### Task item
Beneath this task is a listing; tally its lines that contain "nGroup" and give only the total.
====== Given entries ======
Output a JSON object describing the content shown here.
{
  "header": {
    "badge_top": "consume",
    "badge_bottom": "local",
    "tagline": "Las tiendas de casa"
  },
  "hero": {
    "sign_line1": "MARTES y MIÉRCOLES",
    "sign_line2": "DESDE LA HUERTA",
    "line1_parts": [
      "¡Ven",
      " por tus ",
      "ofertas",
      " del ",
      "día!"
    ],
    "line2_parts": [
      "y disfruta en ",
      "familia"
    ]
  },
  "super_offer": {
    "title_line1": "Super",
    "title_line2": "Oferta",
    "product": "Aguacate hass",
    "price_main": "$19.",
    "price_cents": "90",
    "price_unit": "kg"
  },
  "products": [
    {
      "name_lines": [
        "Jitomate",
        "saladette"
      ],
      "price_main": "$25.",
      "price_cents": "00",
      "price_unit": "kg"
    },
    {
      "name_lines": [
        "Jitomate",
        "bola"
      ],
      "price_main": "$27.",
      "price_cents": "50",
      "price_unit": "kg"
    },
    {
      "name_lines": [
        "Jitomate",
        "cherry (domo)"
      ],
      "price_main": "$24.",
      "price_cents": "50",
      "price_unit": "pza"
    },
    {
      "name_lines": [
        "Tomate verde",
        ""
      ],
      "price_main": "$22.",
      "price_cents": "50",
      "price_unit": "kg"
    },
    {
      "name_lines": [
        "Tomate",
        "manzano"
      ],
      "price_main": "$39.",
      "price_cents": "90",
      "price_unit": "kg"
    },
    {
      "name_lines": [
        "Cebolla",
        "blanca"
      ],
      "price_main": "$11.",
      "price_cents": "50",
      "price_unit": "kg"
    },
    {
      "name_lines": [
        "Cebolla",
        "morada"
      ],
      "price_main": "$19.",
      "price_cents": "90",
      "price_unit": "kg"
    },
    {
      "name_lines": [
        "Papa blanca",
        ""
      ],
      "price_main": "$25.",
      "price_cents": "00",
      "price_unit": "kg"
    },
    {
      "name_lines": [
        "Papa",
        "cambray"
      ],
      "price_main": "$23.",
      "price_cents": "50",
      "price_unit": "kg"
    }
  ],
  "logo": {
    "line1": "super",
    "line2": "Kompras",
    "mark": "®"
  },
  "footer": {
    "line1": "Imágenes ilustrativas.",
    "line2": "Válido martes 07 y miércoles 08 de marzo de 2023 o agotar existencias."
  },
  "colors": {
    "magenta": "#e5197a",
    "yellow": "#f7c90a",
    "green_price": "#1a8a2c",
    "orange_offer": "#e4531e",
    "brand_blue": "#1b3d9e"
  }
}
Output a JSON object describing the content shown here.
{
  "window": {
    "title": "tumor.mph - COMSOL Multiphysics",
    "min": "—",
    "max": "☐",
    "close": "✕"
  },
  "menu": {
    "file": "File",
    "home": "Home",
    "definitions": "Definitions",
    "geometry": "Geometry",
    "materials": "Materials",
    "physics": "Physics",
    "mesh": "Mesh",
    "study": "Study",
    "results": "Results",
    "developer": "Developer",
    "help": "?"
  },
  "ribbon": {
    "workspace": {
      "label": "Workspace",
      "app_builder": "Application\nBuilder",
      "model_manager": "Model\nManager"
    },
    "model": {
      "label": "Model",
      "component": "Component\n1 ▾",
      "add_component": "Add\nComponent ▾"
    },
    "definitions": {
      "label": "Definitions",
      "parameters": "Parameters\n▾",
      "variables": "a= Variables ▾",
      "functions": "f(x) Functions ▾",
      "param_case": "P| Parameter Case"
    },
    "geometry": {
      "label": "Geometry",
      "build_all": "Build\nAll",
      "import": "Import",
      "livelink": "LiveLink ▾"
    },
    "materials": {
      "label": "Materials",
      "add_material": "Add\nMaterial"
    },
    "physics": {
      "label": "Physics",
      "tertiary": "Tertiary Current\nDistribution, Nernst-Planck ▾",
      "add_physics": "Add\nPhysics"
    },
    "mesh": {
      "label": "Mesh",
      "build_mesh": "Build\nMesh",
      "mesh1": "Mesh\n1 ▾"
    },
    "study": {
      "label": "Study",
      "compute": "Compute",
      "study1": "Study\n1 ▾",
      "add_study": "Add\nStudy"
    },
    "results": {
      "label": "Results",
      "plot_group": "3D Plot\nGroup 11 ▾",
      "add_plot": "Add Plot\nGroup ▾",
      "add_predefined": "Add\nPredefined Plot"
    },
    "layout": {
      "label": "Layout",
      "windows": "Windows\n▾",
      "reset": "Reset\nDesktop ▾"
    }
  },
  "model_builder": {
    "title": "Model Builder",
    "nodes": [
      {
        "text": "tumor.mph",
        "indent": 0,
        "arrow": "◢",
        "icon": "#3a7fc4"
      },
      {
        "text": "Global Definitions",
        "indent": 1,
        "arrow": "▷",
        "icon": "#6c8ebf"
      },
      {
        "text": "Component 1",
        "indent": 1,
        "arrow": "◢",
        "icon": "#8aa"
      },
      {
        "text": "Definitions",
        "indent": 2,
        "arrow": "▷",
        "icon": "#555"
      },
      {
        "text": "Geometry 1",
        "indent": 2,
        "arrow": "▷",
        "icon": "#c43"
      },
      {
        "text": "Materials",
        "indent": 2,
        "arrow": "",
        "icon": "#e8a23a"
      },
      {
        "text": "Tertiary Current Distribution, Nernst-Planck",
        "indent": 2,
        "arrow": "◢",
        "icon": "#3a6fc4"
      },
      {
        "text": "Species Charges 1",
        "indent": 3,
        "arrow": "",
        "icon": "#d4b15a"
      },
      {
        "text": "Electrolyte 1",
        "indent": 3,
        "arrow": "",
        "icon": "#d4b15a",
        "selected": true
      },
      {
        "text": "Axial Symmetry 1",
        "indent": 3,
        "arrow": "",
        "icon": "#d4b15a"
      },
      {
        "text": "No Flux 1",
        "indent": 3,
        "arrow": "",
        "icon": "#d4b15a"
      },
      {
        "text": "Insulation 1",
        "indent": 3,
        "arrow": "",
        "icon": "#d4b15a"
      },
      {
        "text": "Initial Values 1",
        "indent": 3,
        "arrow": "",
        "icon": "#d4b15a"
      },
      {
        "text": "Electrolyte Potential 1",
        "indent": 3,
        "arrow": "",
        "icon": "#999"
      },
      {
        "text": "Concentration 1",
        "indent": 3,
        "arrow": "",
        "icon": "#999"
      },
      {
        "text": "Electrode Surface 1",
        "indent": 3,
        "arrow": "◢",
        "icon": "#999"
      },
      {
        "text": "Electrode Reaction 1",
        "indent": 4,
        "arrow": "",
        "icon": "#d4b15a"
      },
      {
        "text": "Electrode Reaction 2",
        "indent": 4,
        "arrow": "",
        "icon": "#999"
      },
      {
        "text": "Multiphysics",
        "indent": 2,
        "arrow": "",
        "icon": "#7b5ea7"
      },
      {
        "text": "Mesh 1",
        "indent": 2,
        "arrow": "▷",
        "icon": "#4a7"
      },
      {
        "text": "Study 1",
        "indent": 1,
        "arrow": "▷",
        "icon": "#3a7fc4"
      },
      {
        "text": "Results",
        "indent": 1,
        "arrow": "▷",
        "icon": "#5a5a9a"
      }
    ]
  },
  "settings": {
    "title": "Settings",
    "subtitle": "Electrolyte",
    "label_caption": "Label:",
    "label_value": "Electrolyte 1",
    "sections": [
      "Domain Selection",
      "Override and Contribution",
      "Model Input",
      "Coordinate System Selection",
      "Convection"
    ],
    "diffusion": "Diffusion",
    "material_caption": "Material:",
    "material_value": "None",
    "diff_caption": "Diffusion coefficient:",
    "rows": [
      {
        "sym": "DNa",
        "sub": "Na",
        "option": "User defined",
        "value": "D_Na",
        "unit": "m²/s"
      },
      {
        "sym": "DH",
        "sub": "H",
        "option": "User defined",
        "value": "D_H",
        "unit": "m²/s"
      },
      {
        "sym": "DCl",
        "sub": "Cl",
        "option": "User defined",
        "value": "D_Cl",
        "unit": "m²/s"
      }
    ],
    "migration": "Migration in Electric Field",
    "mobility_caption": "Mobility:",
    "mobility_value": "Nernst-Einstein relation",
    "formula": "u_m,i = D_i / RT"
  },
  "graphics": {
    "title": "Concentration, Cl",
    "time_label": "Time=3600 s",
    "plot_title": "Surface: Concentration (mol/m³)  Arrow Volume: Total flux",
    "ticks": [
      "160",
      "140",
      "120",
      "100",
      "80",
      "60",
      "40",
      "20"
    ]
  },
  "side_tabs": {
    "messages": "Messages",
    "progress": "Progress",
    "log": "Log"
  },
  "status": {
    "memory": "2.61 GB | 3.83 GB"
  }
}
======
### Result for this exercise
2